▸ TASK INSTRUCTIONS
Count every line below in which "Engineering" occurs, then give only the count.

◇ ◇ ◇ ◇ ◇ ◇ ◇

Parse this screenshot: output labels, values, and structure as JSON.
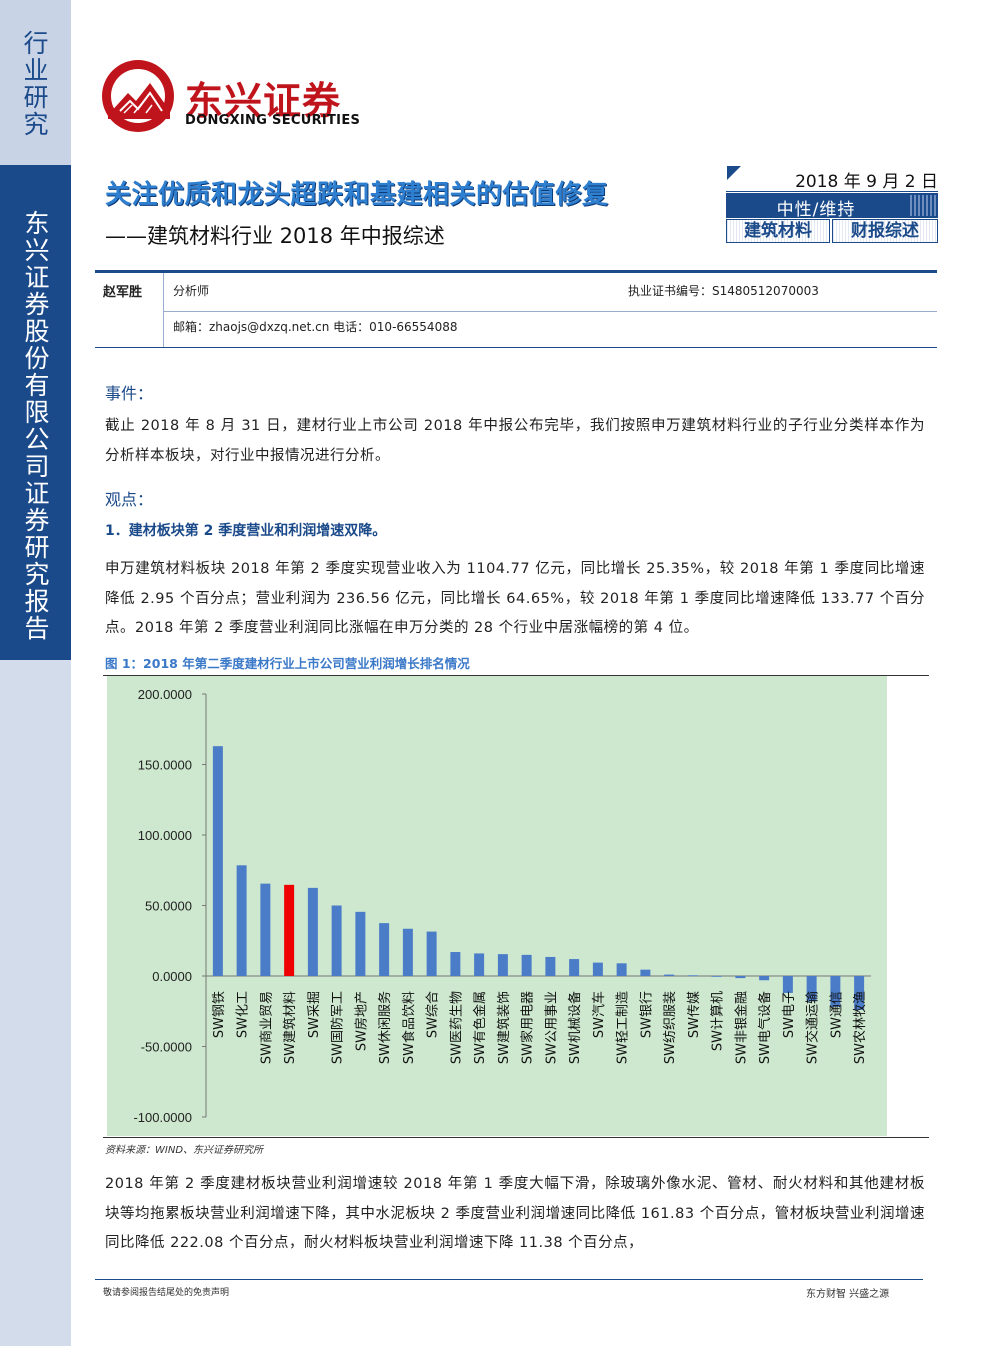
{
  "sidebar": {
    "category": "行业研究",
    "company": "东兴证券股份有限公司证券研究报告"
  },
  "logo": {
    "cn": "东兴证券",
    "en": "DONGXING SECURITIES"
  },
  "report": {
    "title": "关注优质和龙头超跌和基建相关的估值修复",
    "subtitle": "——建筑材料行业 2018 年中报综述",
    "date": "2018 年 9 月 2 日",
    "rating": "中性/维持",
    "tags": [
      "建筑材料",
      "财报综述"
    ]
  },
  "analyst": {
    "name": "赵军胜",
    "role": "分析师",
    "cert": "执业证书编号：S1480512070003",
    "contact": "邮箱：zhaojs@dxzq.net.cn 电话：010-66554088"
  },
  "body": {
    "event_heading": "事件：",
    "event_text": "截止 2018 年 8 月 31 日，建材行业上市公司 2018 年中报公布完毕，我们按照申万建筑材料行业的子行业分类样本作为分析样本板块，对行业中报情况进行分析。",
    "view_heading": "观点：",
    "point1": "1．建材板块第 2 季度营业和利润增速双降。",
    "para2": "申万建筑材料板块 2018 年第 2 季度实现营业收入为 1104.77 亿元，同比增长 25.35%，较 2018 年第 1 季度同比增速降低 2.95 个百分点；营业利润为 236.56 亿元，同比增长 64.65%，较 2018 年第 1 季度同比增速降低 133.77 个百分点。2018 年第 2 季度营业利润同比涨幅在申万分类的 28 个行业中居涨幅榜的第 4 位。",
    "figure_title": "图 1：2018 年第二季度建材行业上市公司营业利润增长排名情况",
    "source": "资料来源：WIND、东兴证券研究所",
    "para3": "2018 年第 2 季度建材板块营业利润增速较 2018 年第 1 季度大幅下滑，除玻璃外像水泥、管材、耐火材料和其他建材板块等均拖累板块营业利润增速下降，其中水泥板块 2 季度营业利润增速同比降低 161.83 个百分点，管材板块营业利润增速同比降低 222.08 个百分点，耐火材料板块营业利润增速下降 11.38 个百分点，"
  },
  "footer": {
    "left": "敬请参阅报告结尾处的免责声明",
    "right": "东方财智  兴盛之源"
  },
  "colors": {
    "brand_blue": "#1b4a8a",
    "logo_red": "#c0141c",
    "bar_blue": "#4a7cc8",
    "bar_highlight": "#ee0000",
    "plot_bg": "#cde8cf"
  },
  "chart_data": {
    "type": "bar",
    "ylim": [
      -100,
      200
    ],
    "yticks": [
      "200.0000",
      "150.0000",
      "100.0000",
      "50.0000",
      "0.0000",
      "-50.0000",
      "-100.0000"
    ],
    "categories": [
      "SW钢铁",
      "SW化工",
      "SW商业贸易",
      "SW建筑材料",
      "SW采掘",
      "SW国防军工",
      "SW房地产",
      "SW休闲服务",
      "SW食品饮料",
      "SW综合",
      "SW医药生物",
      "SW有色金属",
      "SW建筑装饰",
      "SW家用电器",
      "SW公用事业",
      "SW机械设备",
      "SW汽车",
      "SW轻工制造",
      "SW银行",
      "SW纺织服装",
      "SW传媒",
      "SW计算机",
      "SW非银金融",
      "SW电气设备",
      "SW电子",
      "SW交通运输",
      "SW通信",
      "SW农林牧渔"
    ],
    "values": [
      163,
      78.5,
      65.5,
      64.65,
      62.5,
      50,
      45.5,
      37.5,
      33.5,
      31.5,
      17,
      16,
      15.5,
      15,
      13.5,
      12,
      9.5,
      9,
      4.5,
      1,
      0.5,
      -0.5,
      -1.5,
      -3,
      -12,
      -18,
      -22,
      -24
    ],
    "highlight": "SW建筑材料"
  }
}
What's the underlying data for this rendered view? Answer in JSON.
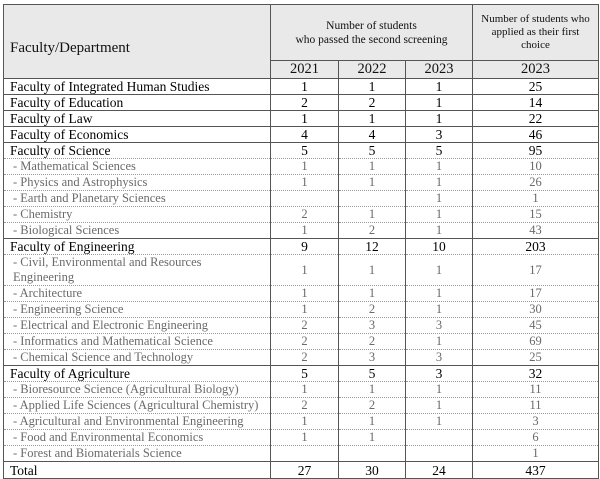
{
  "header": {
    "faculty_label": "Faculty/Department",
    "passed_label_line1": "Number of students",
    "passed_label_line2": "who passed the second screening",
    "applied_label": "Number of students who applied as their first choice",
    "years": [
      "2021",
      "2022",
      "2023",
      "2023"
    ]
  },
  "rows": [
    {
      "type": "fac",
      "name": "Faculty of Integrated Human Studies",
      "v": [
        "1",
        "1",
        "1",
        "25"
      ]
    },
    {
      "type": "fac",
      "name": "Faculty of Education",
      "v": [
        "2",
        "2",
        "1",
        "14"
      ]
    },
    {
      "type": "fac",
      "name": "Faculty of Law",
      "v": [
        "1",
        "1",
        "1",
        "22"
      ]
    },
    {
      "type": "fac",
      "name": "Faculty of Economics",
      "v": [
        "4",
        "4",
        "3",
        "46"
      ]
    },
    {
      "type": "fac",
      "name": "Faculty of Science",
      "v": [
        "5",
        "5",
        "5",
        "95"
      ]
    },
    {
      "type": "sub",
      "name": "- Mathematical Sciences",
      "v": [
        "1",
        "1",
        "1",
        "10"
      ]
    },
    {
      "type": "sub",
      "name": "- Physics and Astrophysics",
      "v": [
        "1",
        "1",
        "1",
        "26"
      ]
    },
    {
      "type": "sub",
      "name": "- Earth and Planetary Sciences",
      "v": [
        "",
        "",
        "1",
        "1"
      ]
    },
    {
      "type": "sub",
      "name": "- Chemistry",
      "v": [
        "2",
        "1",
        "1",
        "15"
      ]
    },
    {
      "type": "sub",
      "name": "- Biological Sciences",
      "v": [
        "1",
        "2",
        "1",
        "43"
      ]
    },
    {
      "type": "fac",
      "name": "Faculty of Engineering",
      "v": [
        "9",
        "12",
        "10",
        "203"
      ]
    },
    {
      "type": "sub",
      "name": "- Civil, Environmental and Resources Engineering",
      "v": [
        "1",
        "1",
        "1",
        "17"
      ]
    },
    {
      "type": "sub",
      "name": "- Architecture",
      "v": [
        "1",
        "1",
        "1",
        "17"
      ]
    },
    {
      "type": "sub",
      "name": "- Engineering Science",
      "v": [
        "1",
        "2",
        "1",
        "30"
      ]
    },
    {
      "type": "sub",
      "name": "- Electrical and Electronic Engineering",
      "v": [
        "2",
        "3",
        "3",
        "45"
      ]
    },
    {
      "type": "sub",
      "name": "- Informatics and Mathematical Science",
      "v": [
        "2",
        "2",
        "1",
        "69"
      ]
    },
    {
      "type": "sub",
      "name": "- Chemical Science and Technology",
      "v": [
        "2",
        "3",
        "3",
        "25"
      ]
    },
    {
      "type": "fac",
      "name": "Faculty of Agriculture",
      "v": [
        "5",
        "5",
        "3",
        "32"
      ]
    },
    {
      "type": "sub",
      "name": "- Bioresource Science (Agricultural Biology)",
      "v": [
        "1",
        "1",
        "1",
        "11"
      ]
    },
    {
      "type": "sub",
      "name": "- Applied Life Sciences (Agricultural Chemistry)",
      "v": [
        "2",
        "2",
        "1",
        "11"
      ]
    },
    {
      "type": "sub",
      "name": "- Agricultural and Environmental Engineering",
      "v": [
        "1",
        "1",
        "1",
        "3"
      ]
    },
    {
      "type": "sub",
      "name": "- Food and Environmental Economics",
      "v": [
        "1",
        "1",
        "",
        "6"
      ]
    },
    {
      "type": "sub",
      "name": "- Forest and Biomaterials Science",
      "v": [
        "",
        "",
        "",
        "1"
      ]
    },
    {
      "type": "total",
      "name": "Total",
      "v": [
        "27",
        "30",
        "24",
        "437"
      ]
    }
  ]
}
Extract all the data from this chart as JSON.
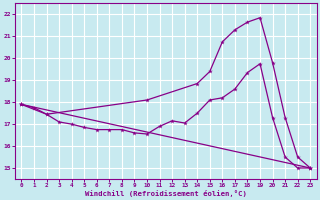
{
  "xlabel": "Windchill (Refroidissement éolien,°C)",
  "bg_color": "#c8eaf0",
  "grid_color": "#b0d8e0",
  "line_color": "#880088",
  "xlim": [
    -0.5,
    23.5
  ],
  "ylim": [
    14.5,
    22.5
  ],
  "yticks": [
    15,
    16,
    17,
    18,
    19,
    20,
    21,
    22
  ],
  "xticks": [
    0,
    1,
    2,
    3,
    4,
    5,
    6,
    7,
    8,
    9,
    10,
    11,
    12,
    13,
    14,
    15,
    16,
    17,
    18,
    19,
    20,
    21,
    22,
    23
  ],
  "line1_x": [
    0,
    23
  ],
  "line1_y": [
    17.9,
    15.0
  ],
  "line2_x": [
    0,
    1,
    2,
    3,
    4,
    5,
    6,
    7,
    8,
    9,
    10,
    11,
    12,
    13,
    14,
    15,
    16,
    17,
    18,
    19,
    20,
    21,
    22,
    23
  ],
  "line2_y": [
    17.9,
    17.75,
    17.45,
    17.1,
    17.0,
    16.85,
    16.75,
    16.75,
    16.75,
    16.6,
    16.55,
    16.9,
    17.15,
    17.05,
    17.5,
    18.1,
    18.2,
    18.6,
    19.35,
    19.75,
    17.3,
    15.5,
    15.0,
    15.0
  ],
  "line3_x": [
    0,
    2,
    10,
    14,
    15,
    16,
    17,
    18,
    19,
    20,
    21,
    22,
    23
  ],
  "line3_y": [
    17.9,
    17.45,
    18.1,
    18.85,
    19.4,
    20.75,
    21.3,
    21.65,
    21.85,
    19.8,
    17.3,
    15.5,
    15.0
  ]
}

◇ ◇ ◇ ◇ ◇ ◇ ◇

▸ REPLY
5